--- begin ---
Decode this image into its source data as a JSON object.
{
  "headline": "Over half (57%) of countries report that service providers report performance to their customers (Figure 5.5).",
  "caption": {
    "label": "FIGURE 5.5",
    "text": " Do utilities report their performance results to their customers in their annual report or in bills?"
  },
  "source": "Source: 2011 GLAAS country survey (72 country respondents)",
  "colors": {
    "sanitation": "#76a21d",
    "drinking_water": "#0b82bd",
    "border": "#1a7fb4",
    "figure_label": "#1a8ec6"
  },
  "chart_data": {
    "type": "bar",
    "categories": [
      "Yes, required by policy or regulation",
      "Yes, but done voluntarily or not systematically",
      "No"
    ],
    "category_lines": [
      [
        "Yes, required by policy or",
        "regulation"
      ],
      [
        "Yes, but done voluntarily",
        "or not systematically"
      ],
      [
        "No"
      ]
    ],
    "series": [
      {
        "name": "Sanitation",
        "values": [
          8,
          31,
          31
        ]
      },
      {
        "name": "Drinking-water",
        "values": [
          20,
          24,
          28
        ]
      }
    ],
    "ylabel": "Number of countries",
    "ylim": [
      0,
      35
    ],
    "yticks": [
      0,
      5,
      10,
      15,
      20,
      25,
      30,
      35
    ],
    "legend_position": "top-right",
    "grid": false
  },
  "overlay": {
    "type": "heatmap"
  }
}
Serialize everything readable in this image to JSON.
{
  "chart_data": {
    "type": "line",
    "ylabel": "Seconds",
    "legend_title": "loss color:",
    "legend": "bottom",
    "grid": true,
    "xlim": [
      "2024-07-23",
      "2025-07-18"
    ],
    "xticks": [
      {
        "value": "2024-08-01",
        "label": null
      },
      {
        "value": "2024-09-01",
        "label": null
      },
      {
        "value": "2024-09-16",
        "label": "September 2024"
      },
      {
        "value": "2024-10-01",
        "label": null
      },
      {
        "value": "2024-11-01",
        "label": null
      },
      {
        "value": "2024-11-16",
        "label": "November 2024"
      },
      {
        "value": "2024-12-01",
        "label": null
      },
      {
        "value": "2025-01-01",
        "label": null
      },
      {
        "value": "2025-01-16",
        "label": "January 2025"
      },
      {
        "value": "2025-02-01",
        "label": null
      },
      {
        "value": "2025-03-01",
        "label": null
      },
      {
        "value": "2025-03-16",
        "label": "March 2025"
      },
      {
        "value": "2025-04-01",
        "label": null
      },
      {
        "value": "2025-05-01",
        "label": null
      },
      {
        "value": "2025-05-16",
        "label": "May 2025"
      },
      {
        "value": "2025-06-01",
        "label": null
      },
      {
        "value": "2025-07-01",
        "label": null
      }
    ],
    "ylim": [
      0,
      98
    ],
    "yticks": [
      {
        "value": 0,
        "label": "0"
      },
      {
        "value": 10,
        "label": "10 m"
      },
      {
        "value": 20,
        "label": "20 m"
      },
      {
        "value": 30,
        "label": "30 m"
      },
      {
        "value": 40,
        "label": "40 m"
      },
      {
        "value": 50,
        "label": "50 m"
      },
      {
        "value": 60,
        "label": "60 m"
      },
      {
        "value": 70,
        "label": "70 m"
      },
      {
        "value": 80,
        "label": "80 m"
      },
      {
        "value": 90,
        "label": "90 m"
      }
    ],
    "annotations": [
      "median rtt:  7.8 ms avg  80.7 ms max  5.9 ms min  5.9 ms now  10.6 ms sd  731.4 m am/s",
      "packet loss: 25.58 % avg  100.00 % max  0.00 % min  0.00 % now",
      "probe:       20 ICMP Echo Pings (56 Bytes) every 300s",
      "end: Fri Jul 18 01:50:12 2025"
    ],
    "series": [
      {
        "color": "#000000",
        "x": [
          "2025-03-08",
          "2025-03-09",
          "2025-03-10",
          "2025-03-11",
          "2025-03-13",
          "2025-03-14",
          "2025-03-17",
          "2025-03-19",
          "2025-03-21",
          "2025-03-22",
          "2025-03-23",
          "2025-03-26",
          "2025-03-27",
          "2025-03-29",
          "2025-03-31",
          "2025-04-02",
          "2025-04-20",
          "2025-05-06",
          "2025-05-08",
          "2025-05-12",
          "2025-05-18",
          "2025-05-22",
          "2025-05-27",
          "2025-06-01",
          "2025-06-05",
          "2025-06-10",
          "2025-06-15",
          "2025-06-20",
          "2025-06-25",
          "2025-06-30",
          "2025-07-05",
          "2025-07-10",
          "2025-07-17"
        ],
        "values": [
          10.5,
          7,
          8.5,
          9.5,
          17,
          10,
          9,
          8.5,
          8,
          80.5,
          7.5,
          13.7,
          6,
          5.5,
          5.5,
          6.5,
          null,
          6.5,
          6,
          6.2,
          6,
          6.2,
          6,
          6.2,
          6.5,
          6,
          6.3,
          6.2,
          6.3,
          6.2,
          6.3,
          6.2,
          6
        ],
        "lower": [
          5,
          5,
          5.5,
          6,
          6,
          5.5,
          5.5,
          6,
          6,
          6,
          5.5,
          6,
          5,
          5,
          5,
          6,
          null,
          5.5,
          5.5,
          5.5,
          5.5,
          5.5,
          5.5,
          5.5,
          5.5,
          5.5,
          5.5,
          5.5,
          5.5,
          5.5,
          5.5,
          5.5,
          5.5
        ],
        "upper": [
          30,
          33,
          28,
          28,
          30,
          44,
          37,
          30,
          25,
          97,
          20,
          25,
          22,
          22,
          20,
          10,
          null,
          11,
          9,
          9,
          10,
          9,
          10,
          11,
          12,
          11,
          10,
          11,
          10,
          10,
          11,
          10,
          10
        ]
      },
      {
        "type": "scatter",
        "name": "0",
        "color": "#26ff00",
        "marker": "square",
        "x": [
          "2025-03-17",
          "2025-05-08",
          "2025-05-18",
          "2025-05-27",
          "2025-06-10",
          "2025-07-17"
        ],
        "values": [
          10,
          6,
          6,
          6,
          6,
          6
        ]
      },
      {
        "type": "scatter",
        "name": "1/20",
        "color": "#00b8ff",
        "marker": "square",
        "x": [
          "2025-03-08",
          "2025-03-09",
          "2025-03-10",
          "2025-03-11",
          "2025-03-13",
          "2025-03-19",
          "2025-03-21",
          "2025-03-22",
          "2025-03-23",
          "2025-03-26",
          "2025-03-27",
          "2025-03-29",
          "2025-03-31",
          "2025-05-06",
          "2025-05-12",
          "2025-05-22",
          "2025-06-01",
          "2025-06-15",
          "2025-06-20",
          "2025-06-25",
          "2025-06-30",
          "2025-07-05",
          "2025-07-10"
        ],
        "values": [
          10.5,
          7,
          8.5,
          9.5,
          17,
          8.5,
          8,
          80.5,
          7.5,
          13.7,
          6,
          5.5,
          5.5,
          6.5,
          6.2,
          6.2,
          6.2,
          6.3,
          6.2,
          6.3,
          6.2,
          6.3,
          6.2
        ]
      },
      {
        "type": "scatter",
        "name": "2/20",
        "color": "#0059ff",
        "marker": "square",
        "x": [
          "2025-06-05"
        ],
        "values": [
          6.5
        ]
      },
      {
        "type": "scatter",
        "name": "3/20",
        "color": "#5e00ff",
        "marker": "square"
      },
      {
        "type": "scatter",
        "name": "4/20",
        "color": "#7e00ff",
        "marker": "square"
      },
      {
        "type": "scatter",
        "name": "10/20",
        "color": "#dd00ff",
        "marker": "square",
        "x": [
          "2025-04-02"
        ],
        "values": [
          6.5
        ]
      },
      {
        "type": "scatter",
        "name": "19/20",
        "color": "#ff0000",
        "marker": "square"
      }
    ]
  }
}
--- end ---
**WHAT THIS TASK INVOLVES**
Output every entry shown above, exactly.

**FULL RESPONSE**
Decode this image into its source data as a JSON object.
{
  "headline": "Over half (57%) of countries report that service providers report performance to their customers (Figure 5.5).",
  "caption": {
    "label": "FIGURE 5.5",
    "text": " Do utilities report their performance results to their customers in their annual report or in bills?"
  },
  "source": "Source: 2011 GLAAS country survey (72 country respondents)",
  "colors": {
    "sanitation": "#76a21d",
    "drinking_water": "#0b82bd",
    "border": "#1a7fb4",
    "figure_label": "#1a8ec6"
  },
  "chart_data": {
    "type": "bar",
    "categories": [
      "Yes, required by policy or regulation",
      "Yes, but done voluntarily or not systematically",
      "No"
    ],
    "category_lines": [
      [
        "Yes, required by policy or",
        "regulation"
      ],
      [
        "Yes, but done voluntarily",
        "or not systematically"
      ],
      [
        "No"
      ]
    ],
    "series": [
      {
        "name": "Sanitation",
        "values": [
          8,
          31,
          31
        ]
      },
      {
        "name": "Drinking-water",
        "values": [
          20,
          24,
          28
        ]
      }
    ],
    "ylabel": "Number of countries",
    "ylim": [
      0,
      35
    ],
    "yticks": [
      0,
      5,
      10,
      15,
      20,
      25,
      30,
      35
    ],
    "legend_position": "top-right",
    "grid": false
  },
  "overlay": {
    "type": "heatmap"
  }
}
Serialize everything readable in this image to JSON.
{
  "chart_data": {
    "type": "line",
    "ylabel": "Seconds",
    "legend_title": "loss color:",
    "legend": "bottom",
    "grid": true,
    "xlim": [
      "2024-07-23",
      "2025-07-18"
    ],
    "xticks": [
      {
        "value": "2024-08-01",
        "label": null
      },
      {
        "value": "2024-09-01",
        "label": null
      },
      {
        "value": "2024-09-16",
        "label": "September 2024"
      },
      {
        "value": "2024-10-01",
        "label": null
      },
      {
        "value": "2024-11-01",
        "label": null
      },
      {
        "value": "2024-11-16",
        "label": "November 2024"
      },
      {
        "value": "2024-12-01",
        "label": null
      },
      {
        "value": "2025-01-01",
        "label": null
      },
      {
        "value": "2025-01-16",
        "label": "January 2025"
      },
      {
        "value": "2025-02-01",
        "label": null
      },
      {
        "value": "2025-03-01",
        "label": null
      },
      {
        "value": "2025-03-16",
        "label": "March 2025"
      },
      {
        "value": "2025-04-01",
        "label": null
      },
      {
        "value": "2025-05-01",
        "label": null
      },
      {
        "value": "2025-05-16",
        "label": "May 2025"
      },
      {
        "value": "2025-06-01",
        "label": null
      },
      {
        "value": "2025-07-01",
        "label": null
      }
    ],
    "ylim": [
      0,
      98
    ],
    "yticks": [
      {
        "value": 0,
        "label": "0"
      },
      {
        "value": 10,
        "label": "10 m"
      },
      {
        "value": 20,
        "label": "20 m"
      },
      {
        "value": 30,
        "label": "30 m"
      },
      {
        "value": 40,
        "label": "40 m"
      },
      {
        "value": 50,
        "label": "50 m"
      },
      {
        "value": 60,
        "label": "60 m"
      },
      {
        "value": 70,
        "label": "70 m"
      },
      {
        "value": 80,
        "label": "80 m"
      },
      {
        "value": 90,
        "label": "90 m"
      }
    ],
    "annotations": [
      "median rtt:  7.8 ms avg  80.7 ms max  5.9 ms min  5.9 ms now  10.6 ms sd  731.4 m am/s",
      "packet loss: 25.58 % avg  100.00 % max  0.00 % min  0.00 % now",
      "probe:       20 ICMP Echo Pings (56 Bytes) every 300s",
      "end: Fri Jul 18 01:50:12 2025"
    ],
    "series": [
      {
        "color": "#000000",
        "x": [
          "2025-03-08",
          "2025-03-09",
          "2025-03-10",
          "2025-03-11",
          "2025-03-13",
          "2025-03-14",
          "2025-03-17",
          "2025-03-19",
          "2025-03-21",
          "2025-03-22",
          "2025-03-23",
          "2025-03-26",
          "2025-03-27",
          "2025-03-29",
          "2025-03-31",
          "2025-04-02",
          "2025-04-20",
          "2025-05-06",
          "2025-05-08",
          "2025-05-12",
          "2025-05-18",
          "2025-05-22",
          "2025-05-27",
          "2025-06-01",
          "2025-06-05",
          "2025-06-10",
          "2025-06-15",
          "2025-06-20",
          "2025-06-25",
          "2025-06-30",
          "2025-07-05",
          "2025-07-10",
          "2025-07-17"
        ],
        "values": [
          10.5,
          7,
          8.5,
          9.5,
          17,
          10,
          9,
          8.5,
          8,
          80.5,
          7.5,
          13.7,
          6,
          5.5,
          5.5,
          6.5,
          null,
          6.5,
          6,
          6.2,
          6,
          6.2,
          6,
          6.2,
          6.5,
          6,
          6.3,
          6.2,
          6.3,
          6.2,
          6.3,
          6.2,
          6
        ],
        "lower": [
          5,
          5,
          5.5,
          6,
          6,
          5.5,
          5.5,
          6,
          6,
          6,
          5.5,
          6,
          5,
          5,
          5,
          6,
          null,
          5.5,
          5.5,
          5.5,
          5.5,
          5.5,
          5.5,
          5.5,
          5.5,
          5.5,
          5.5,
          5.5,
          5.5,
          5.5,
          5.5,
          5.5,
          5.5
        ],
        "upper": [
          30,
          33,
          28,
          28,
          30,
          44,
          37,
          30,
          25,
          97,
          20,
          25,
          22,
          22,
          20,
          10,
          null,
          11,
          9,
          9,
          10,
          9,
          10,
          11,
          12,
          11,
          10,
          11,
          10,
          10,
          11,
          10,
          10
        ]
      },
      {
        "type": "scatter",
        "name": "0",
        "color": "#26ff00",
        "marker": "square",
        "x": [
          "2025-03-17",
          "2025-05-08",
          "2025-05-18",
          "2025-05-27",
          "2025-06-10",
          "2025-07-17"
        ],
        "values": [
          10,
          6,
          6,
          6,
          6,
          6
        ]
      },
      {
        "type": "scatter",
        "name": "1/20",
        "color": "#00b8ff",
        "marker": "square",
        "x": [
          "2025-03-08",
          "2025-03-09",
          "2025-03-10",
          "2025-03-11",
          "2025-03-13",
          "2025-03-19",
          "2025-03-21",
          "2025-03-22",
          "2025-03-23",
          "2025-03-26",
          "2025-03-27",
          "2025-03-29",
          "2025-03-31",
          "2025-05-06",
          "2025-05-12",
          "2025-05-22",
          "2025-06-01",
          "2025-06-15",
          "2025-06-20",
          "2025-06-25",
          "2025-06-30",
          "2025-07-05",
          "2025-07-10"
        ],
        "values": [
          10.5,
          7,
          8.5,
          9.5,
          17,
          8.5,
          8,
          80.5,
          7.5,
          13.7,
          6,
          5.5,
          5.5,
          6.5,
          6.2,
          6.2,
          6.2,
          6.3,
          6.2,
          6.3,
          6.2,
          6.3,
          6.2
        ]
      },
      {
        "type": "scatter",
        "name": "2/20",
        "color": "#0059ff",
        "marker": "square",
        "x": [
          "2025-06-05"
        ],
        "values": [
          6.5
        ]
      },
      {
        "type": "scatter",
        "name": "3/20",
        "color": "#5e00ff",
        "marker": "square"
      },
      {
        "type": "scatter",
        "name": "4/20",
        "color": "#7e00ff",
        "marker": "square"
      },
      {
        "type": "scatter",
        "name": "10/20",
        "color": "#dd00ff",
        "marker": "square",
        "x": [
          "2025-04-02"
        ],
        "values": [
          6.5
        ]
      },
      {
        "type": "scatter",
        "name": "19/20",
        "color": "#ff0000",
        "marker": "square"
      }
    ]
  }
}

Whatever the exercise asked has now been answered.